## Start SUPPLIED ENTRIES

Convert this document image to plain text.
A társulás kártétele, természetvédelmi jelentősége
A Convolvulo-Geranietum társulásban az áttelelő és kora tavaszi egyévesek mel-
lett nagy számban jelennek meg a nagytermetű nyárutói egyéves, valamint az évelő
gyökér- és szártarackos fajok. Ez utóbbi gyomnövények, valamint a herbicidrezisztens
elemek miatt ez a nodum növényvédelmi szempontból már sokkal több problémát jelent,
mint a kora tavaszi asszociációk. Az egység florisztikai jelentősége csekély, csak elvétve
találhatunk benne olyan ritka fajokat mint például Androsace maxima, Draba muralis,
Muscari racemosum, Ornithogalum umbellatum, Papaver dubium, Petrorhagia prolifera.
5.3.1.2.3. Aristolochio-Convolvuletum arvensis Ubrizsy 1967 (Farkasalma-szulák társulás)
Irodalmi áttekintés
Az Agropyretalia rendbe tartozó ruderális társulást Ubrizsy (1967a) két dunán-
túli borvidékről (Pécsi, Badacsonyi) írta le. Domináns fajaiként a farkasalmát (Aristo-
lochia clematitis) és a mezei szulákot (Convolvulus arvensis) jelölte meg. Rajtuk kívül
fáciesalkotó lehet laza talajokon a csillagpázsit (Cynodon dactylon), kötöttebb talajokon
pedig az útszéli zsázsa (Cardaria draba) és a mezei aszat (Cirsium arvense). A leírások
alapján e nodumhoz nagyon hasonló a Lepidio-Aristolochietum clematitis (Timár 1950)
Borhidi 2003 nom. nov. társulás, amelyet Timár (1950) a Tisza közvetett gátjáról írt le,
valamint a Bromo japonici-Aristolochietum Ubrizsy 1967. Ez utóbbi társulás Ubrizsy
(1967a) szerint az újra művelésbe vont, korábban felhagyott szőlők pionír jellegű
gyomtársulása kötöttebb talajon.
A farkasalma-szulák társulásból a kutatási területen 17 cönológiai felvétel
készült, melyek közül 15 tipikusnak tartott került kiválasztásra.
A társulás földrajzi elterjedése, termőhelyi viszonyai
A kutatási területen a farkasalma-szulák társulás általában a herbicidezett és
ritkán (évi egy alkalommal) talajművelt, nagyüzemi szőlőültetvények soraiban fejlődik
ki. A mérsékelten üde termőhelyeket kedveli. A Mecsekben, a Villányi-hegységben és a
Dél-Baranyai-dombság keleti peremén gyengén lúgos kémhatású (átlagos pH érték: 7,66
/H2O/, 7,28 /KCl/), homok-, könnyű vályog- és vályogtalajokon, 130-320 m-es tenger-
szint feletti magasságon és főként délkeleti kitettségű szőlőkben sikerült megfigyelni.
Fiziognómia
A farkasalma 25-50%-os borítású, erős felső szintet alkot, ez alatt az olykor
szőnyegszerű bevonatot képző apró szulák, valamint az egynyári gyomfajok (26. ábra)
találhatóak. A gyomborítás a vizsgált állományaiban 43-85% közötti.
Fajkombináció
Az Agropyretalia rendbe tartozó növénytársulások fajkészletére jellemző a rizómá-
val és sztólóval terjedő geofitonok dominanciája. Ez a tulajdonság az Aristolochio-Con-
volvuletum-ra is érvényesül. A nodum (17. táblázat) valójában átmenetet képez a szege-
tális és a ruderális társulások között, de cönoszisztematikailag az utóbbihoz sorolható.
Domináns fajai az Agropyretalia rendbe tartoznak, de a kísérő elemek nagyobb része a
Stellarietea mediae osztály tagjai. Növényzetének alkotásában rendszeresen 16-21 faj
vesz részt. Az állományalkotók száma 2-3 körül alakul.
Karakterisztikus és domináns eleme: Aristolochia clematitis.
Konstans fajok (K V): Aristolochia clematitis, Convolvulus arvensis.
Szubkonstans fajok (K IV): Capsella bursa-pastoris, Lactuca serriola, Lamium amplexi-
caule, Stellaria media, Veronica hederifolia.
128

## End SUPPLIED ENTRIES

## WRITTEN PROBLEM
From the entries above, extract every line where the word "Agropyretalia" appears.

## OUTPUT OF THE EXERCISE
Az Agropyretalia rendbe tartozó ruderális társulást Ubrizsy (1967a) két dunán-
Az Agropyretalia rendbe tartozó növénytársulások fajkészletére jellemző a rizómá-
Domináns fajai az Agropyretalia rendbe tartoznak, de a kísérő elemek nagyobb része a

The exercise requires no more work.